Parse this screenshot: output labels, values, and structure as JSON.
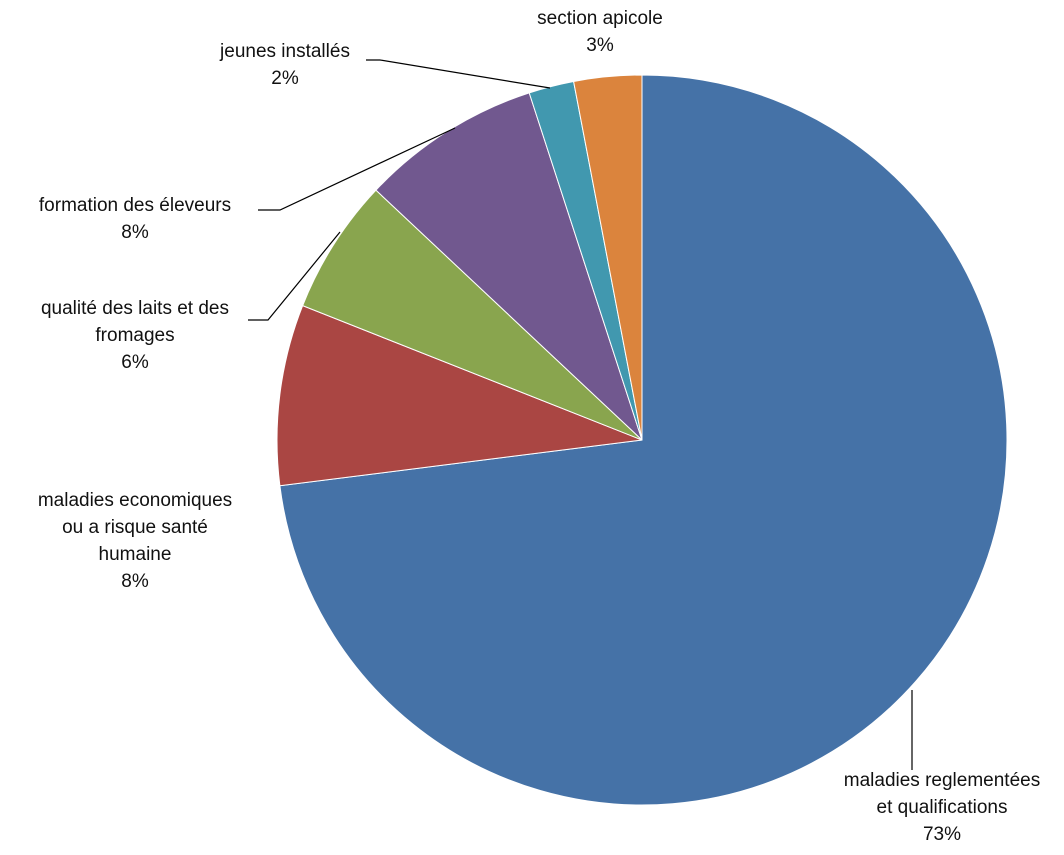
{
  "chart_data": {
    "type": "pie",
    "title": "",
    "slices": [
      {
        "label_lines": [
          "maladies reglementées",
          "et qualifications"
        ],
        "pct_text": "73%",
        "value": 73,
        "color": "#4572A7"
      },
      {
        "label_lines": [
          "maladies economiques",
          "ou a risque santé",
          "humaine"
        ],
        "pct_text": "8%",
        "value": 8,
        "color": "#AA4643"
      },
      {
        "label_lines": [
          "qualité des laits et des",
          "fromages"
        ],
        "pct_text": "6%",
        "value": 6,
        "color": "#89A54E"
      },
      {
        "label_lines": [
          "formation des éleveurs"
        ],
        "pct_text": "8%",
        "value": 8,
        "color": "#71588F"
      },
      {
        "label_lines": [
          "jeunes installés"
        ],
        "pct_text": "2%",
        "value": 2,
        "color": "#4198AF"
      },
      {
        "label_lines": [
          "section apicole"
        ],
        "pct_text": "3%",
        "value": 3,
        "color": "#DB843D"
      }
    ],
    "start_position": "12 o'clock",
    "direction": "clockwise",
    "legend": "none (data labels with leader lines)"
  }
}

════

▶ **TASK REQUIREMENTS**:
Return all the entries word for word, but omit any pictures they contain.

▶ **PROBLEM SOLUTION**:
Parse this screenshot: output labels, values, and structure as JSON.
{
  "chart_data": {
    "type": "pie",
    "title": "",
    "slices": [
      {
        "label_lines": [
          "maladies reglementées",
          "et qualifications"
        ],
        "pct_text": "73%",
        "value": 73,
        "color": "#4572A7"
      },
      {
        "label_lines": [
          "maladies economiques",
          "ou a risque santé",
          "humaine"
        ],
        "pct_text": "8%",
        "value": 8,
        "color": "#AA4643"
      },
      {
        "label_lines": [
          "qualité des laits et des",
          "fromages"
        ],
        "pct_text": "6%",
        "value": 6,
        "color": "#89A54E"
      },
      {
        "label_lines": [
          "formation des éleveurs"
        ],
        "pct_text": "8%",
        "value": 8,
        "color": "#71588F"
      },
      {
        "label_lines": [
          "jeunes installés"
        ],
        "pct_text": "2%",
        "value": 2,
        "color": "#4198AF"
      },
      {
        "label_lines": [
          "section apicole"
        ],
        "pct_text": "3%",
        "value": 3,
        "color": "#DB843D"
      }
    ],
    "start_position": "12 o'clock",
    "direction": "clockwise",
    "legend": "none (data labels with leader lines)"
  }
}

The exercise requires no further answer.